■ Source data:
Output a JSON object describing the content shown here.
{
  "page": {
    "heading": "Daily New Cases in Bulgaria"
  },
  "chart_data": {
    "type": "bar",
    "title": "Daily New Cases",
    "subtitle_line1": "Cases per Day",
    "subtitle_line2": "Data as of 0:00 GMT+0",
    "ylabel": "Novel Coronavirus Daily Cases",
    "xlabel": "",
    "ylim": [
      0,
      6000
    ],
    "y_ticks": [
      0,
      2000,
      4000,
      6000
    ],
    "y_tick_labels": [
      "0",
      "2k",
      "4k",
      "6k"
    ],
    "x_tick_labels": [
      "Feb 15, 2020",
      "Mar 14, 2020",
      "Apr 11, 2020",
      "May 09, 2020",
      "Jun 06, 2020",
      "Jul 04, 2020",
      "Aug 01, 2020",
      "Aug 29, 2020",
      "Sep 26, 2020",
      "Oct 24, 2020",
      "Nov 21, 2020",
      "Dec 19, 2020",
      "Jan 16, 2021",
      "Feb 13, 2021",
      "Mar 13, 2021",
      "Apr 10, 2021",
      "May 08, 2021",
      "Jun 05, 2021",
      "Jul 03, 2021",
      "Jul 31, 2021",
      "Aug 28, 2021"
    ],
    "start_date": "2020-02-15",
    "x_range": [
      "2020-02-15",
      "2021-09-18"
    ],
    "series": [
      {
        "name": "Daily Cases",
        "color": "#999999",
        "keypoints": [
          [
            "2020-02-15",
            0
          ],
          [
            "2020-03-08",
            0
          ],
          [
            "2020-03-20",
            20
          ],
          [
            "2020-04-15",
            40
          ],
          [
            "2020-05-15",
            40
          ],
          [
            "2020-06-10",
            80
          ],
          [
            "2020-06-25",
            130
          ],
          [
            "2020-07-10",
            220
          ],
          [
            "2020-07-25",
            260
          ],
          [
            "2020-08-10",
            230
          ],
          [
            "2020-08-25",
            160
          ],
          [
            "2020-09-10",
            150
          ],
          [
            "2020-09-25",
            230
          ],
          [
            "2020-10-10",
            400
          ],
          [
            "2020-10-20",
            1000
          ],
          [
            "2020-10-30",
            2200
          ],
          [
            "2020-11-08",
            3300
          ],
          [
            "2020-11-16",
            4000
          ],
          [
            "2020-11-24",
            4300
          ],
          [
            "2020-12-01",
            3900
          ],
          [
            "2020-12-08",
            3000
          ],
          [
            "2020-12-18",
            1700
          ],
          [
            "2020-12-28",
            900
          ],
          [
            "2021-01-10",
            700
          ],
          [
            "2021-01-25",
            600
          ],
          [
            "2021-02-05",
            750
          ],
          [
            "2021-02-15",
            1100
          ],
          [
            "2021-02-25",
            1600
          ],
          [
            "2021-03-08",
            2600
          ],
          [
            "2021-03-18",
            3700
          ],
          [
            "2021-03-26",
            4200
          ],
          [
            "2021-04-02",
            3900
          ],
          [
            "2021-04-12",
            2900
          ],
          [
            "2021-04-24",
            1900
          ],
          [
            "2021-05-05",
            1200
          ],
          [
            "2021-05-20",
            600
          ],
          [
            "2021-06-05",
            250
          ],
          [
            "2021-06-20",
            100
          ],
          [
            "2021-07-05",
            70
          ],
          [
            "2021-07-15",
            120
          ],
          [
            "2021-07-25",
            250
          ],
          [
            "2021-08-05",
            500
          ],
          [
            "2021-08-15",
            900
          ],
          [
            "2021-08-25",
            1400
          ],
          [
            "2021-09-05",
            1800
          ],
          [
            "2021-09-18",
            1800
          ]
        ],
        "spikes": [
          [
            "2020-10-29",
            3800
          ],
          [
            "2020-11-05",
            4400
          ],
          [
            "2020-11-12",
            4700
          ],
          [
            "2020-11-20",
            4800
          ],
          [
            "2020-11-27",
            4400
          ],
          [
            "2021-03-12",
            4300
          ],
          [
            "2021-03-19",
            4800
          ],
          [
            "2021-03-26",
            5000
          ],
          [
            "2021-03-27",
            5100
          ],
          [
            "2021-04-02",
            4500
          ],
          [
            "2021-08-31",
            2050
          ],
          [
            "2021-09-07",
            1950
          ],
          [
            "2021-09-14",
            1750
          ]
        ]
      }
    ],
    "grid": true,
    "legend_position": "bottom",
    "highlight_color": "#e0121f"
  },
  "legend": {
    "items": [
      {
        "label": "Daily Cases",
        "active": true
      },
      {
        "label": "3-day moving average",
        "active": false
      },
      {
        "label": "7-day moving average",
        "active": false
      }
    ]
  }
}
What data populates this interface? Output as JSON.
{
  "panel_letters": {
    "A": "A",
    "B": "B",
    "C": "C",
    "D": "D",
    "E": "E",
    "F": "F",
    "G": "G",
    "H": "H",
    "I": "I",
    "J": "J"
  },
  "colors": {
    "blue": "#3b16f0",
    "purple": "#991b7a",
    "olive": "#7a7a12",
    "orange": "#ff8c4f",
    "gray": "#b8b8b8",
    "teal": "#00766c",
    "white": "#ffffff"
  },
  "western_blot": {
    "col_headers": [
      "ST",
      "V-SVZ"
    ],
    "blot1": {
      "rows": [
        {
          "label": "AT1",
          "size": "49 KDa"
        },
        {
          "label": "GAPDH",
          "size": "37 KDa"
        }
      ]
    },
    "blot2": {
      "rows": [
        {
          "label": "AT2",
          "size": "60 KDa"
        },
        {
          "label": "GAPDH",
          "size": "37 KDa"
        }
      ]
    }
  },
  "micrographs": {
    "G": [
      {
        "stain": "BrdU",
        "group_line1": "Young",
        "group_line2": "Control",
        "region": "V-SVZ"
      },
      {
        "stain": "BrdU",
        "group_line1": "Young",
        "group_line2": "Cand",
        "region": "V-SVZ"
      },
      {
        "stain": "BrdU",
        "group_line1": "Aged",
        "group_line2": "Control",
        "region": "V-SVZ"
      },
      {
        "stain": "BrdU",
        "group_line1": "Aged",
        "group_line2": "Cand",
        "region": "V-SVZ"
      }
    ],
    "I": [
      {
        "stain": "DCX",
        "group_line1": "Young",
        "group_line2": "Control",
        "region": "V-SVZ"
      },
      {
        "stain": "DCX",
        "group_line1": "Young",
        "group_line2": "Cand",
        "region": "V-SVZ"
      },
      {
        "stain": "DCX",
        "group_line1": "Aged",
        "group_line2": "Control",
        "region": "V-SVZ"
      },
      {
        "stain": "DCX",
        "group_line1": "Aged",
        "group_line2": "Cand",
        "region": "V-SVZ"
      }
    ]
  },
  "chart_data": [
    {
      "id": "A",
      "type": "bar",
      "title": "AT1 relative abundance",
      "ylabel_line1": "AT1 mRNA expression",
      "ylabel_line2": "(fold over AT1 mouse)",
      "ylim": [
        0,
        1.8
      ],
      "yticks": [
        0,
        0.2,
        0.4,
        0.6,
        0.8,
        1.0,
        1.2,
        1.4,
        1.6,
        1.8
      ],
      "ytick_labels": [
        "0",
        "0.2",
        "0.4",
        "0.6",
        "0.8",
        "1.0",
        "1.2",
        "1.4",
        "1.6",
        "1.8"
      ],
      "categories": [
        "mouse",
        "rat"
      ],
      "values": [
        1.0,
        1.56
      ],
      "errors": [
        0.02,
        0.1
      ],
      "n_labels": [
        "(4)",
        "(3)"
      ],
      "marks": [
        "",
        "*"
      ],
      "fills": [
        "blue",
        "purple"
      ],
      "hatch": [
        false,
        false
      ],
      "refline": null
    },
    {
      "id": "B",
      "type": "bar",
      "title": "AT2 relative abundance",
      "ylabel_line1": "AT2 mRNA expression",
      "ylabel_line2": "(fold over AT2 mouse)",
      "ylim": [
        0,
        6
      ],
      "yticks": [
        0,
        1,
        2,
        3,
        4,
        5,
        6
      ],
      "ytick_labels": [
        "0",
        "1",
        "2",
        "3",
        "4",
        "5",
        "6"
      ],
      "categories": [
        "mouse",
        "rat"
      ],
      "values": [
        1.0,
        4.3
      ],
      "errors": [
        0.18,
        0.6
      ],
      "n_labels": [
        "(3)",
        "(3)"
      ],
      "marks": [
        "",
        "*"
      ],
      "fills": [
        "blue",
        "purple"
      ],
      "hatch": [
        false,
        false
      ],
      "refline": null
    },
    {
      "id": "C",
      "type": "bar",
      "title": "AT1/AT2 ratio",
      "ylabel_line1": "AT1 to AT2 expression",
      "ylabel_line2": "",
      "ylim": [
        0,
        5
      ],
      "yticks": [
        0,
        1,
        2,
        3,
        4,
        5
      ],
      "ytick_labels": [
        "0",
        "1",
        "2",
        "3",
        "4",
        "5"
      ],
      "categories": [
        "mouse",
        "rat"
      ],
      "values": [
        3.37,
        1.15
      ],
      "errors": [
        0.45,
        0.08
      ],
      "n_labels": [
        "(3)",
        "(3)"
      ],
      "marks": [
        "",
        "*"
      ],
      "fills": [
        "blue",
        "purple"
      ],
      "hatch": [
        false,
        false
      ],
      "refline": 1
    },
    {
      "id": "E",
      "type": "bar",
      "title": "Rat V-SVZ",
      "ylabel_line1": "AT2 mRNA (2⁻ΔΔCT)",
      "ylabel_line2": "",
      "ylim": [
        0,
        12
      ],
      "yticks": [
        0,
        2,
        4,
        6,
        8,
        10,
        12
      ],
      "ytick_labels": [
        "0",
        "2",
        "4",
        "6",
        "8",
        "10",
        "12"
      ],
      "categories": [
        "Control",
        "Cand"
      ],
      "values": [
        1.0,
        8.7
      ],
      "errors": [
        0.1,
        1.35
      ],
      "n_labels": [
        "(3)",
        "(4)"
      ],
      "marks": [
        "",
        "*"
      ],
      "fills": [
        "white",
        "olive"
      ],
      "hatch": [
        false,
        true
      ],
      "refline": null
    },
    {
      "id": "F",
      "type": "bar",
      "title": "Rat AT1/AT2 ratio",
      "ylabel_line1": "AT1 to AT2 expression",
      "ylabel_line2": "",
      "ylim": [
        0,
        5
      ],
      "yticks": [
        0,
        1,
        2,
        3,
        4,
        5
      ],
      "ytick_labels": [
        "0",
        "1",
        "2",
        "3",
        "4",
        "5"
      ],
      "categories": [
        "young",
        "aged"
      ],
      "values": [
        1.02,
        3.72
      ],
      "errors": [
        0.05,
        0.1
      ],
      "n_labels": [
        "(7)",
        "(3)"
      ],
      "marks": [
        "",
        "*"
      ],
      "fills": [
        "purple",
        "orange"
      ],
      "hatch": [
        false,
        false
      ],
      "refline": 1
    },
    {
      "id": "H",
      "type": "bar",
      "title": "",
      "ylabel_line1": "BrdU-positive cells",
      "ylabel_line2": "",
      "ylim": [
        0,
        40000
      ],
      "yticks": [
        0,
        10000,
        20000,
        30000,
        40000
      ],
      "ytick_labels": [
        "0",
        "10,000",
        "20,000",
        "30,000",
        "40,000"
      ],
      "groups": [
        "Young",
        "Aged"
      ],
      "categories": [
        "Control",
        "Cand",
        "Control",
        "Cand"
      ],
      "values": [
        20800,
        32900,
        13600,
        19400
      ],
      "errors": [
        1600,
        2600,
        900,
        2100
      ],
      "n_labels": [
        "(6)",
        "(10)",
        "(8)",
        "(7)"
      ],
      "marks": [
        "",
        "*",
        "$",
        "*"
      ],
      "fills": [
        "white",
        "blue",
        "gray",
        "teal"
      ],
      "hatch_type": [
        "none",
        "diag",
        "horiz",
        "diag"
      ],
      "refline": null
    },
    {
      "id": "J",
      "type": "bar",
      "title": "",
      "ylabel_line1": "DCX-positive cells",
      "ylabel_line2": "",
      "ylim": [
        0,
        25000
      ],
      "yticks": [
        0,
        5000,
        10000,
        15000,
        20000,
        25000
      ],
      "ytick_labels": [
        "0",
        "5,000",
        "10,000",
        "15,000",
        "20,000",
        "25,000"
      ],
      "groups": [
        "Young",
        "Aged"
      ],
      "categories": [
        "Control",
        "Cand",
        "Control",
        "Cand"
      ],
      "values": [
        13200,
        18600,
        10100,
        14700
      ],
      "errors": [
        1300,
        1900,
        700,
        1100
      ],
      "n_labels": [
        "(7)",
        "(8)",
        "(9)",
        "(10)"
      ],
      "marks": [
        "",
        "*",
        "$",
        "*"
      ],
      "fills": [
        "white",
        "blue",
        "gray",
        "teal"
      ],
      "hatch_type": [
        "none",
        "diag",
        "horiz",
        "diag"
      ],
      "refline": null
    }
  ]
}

■ What is needed: Scan the listing above and report how many of its lines hold the word "ratio", giving the number only.

■ Exercise result: 2